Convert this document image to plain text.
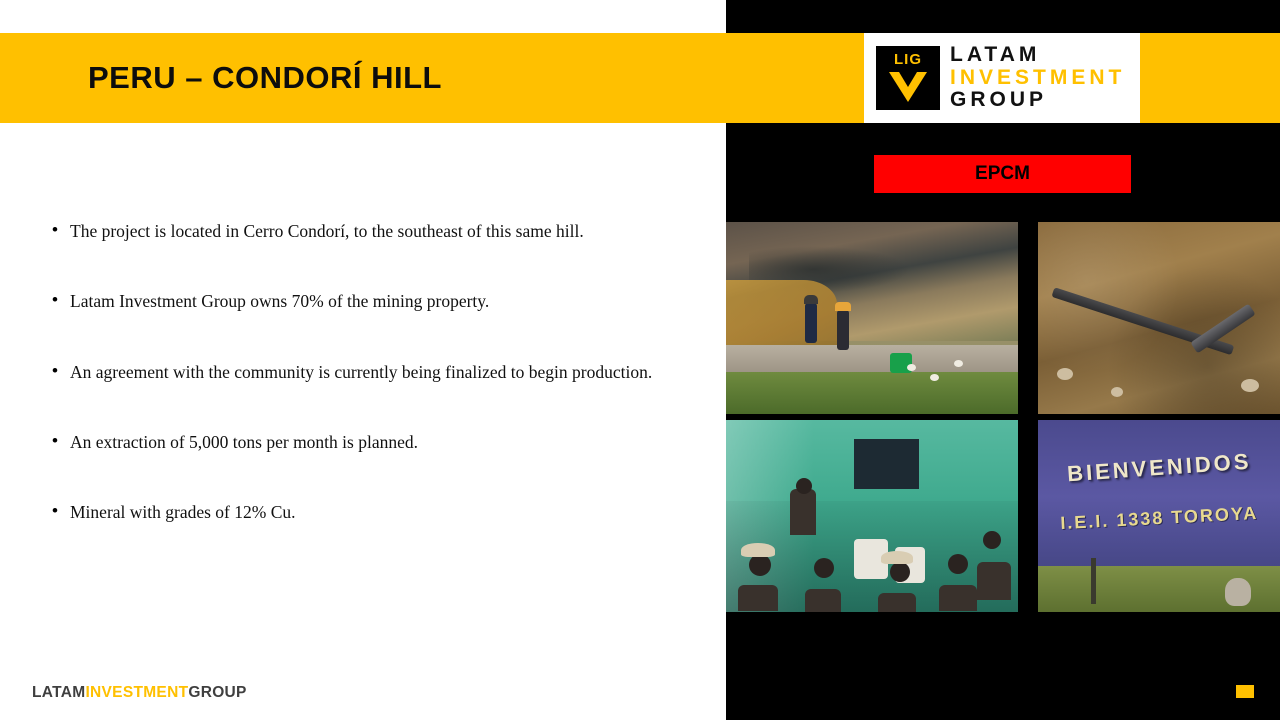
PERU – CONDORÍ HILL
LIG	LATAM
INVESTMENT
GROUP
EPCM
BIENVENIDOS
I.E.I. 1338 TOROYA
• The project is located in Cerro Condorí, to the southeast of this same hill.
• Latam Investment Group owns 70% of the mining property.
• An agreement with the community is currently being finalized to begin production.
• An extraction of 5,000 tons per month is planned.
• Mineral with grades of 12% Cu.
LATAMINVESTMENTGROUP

---*---

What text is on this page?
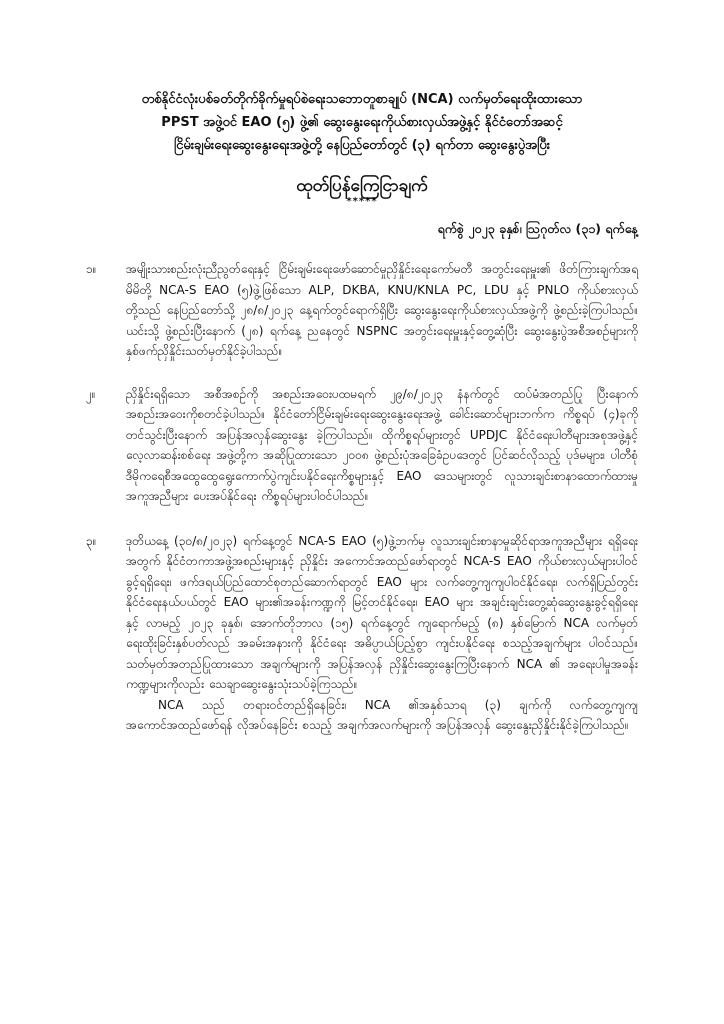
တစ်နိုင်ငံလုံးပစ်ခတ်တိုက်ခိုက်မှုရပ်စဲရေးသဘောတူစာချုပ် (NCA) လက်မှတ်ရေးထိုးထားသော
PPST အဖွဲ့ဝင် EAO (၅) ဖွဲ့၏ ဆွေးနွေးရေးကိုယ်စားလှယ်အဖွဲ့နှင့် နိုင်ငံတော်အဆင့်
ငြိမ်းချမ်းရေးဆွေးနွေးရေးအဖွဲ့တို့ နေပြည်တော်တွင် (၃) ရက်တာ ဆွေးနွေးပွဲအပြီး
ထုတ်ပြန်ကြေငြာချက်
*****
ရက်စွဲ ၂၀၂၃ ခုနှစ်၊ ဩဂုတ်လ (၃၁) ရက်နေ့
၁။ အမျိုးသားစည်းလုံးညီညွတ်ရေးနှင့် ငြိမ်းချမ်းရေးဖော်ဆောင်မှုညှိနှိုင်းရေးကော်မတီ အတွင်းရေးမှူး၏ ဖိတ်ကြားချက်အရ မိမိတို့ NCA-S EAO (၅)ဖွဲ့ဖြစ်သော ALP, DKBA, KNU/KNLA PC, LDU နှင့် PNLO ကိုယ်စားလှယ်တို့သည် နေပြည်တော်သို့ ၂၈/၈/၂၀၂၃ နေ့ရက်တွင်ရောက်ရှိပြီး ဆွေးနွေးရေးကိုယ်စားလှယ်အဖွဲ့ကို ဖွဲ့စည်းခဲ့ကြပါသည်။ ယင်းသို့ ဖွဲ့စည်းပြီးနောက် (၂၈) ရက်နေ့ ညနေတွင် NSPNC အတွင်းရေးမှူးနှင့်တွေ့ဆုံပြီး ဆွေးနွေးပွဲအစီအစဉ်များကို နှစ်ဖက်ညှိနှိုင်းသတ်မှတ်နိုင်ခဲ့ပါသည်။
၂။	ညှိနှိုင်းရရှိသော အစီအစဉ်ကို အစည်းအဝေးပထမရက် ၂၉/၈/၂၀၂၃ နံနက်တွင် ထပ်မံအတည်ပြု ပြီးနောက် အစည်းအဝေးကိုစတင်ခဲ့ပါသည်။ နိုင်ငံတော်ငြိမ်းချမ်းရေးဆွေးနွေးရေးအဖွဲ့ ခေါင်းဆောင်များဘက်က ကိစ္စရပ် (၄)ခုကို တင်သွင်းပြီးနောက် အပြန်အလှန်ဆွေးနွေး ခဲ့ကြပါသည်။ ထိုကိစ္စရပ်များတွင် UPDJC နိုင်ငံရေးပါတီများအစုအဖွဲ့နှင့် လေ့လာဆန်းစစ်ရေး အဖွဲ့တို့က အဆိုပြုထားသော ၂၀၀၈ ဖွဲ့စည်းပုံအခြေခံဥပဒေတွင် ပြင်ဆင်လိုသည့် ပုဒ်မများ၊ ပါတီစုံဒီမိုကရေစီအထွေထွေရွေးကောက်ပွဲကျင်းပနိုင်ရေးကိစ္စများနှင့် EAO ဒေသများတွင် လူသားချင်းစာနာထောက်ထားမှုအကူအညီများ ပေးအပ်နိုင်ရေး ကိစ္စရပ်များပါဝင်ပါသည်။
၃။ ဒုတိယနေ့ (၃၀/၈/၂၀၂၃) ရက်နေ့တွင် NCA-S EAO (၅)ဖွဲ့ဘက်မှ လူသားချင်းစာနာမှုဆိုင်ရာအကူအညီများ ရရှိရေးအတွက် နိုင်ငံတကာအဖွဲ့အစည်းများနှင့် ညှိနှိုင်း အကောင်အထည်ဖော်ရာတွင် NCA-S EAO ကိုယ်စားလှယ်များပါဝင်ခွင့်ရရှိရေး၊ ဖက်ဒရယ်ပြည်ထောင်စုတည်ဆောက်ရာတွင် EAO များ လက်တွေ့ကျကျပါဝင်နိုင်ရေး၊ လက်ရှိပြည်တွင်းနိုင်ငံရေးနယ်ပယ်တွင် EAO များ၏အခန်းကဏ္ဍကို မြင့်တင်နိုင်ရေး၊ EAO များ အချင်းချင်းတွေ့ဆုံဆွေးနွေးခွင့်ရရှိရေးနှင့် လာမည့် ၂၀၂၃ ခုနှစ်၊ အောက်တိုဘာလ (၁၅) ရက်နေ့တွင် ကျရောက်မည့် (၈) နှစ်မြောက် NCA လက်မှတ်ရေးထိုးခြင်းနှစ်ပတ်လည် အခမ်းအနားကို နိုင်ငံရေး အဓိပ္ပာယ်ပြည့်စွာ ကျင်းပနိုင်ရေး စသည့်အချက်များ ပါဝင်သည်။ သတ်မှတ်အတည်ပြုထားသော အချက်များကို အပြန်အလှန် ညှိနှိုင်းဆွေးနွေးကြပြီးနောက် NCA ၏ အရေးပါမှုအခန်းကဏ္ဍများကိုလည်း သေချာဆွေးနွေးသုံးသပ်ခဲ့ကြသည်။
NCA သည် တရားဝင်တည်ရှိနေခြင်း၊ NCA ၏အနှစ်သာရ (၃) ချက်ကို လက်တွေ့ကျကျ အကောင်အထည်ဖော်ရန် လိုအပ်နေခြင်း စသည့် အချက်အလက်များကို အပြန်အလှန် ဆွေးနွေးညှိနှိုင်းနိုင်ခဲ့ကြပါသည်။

---*---

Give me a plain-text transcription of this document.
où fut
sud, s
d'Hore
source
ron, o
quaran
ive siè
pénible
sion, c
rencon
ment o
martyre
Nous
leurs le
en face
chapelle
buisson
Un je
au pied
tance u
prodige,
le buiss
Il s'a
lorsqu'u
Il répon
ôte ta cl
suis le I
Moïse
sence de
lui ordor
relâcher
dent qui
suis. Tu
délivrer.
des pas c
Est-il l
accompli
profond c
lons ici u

---*---

SET PROBLEM —
Scan the lines for the string "text". Copy out each line that matches.

SOLUTION TO THE EXERCISE —
Convert this document image to plain text.
What text is on this page?
Give me a plain-text transcription of this document.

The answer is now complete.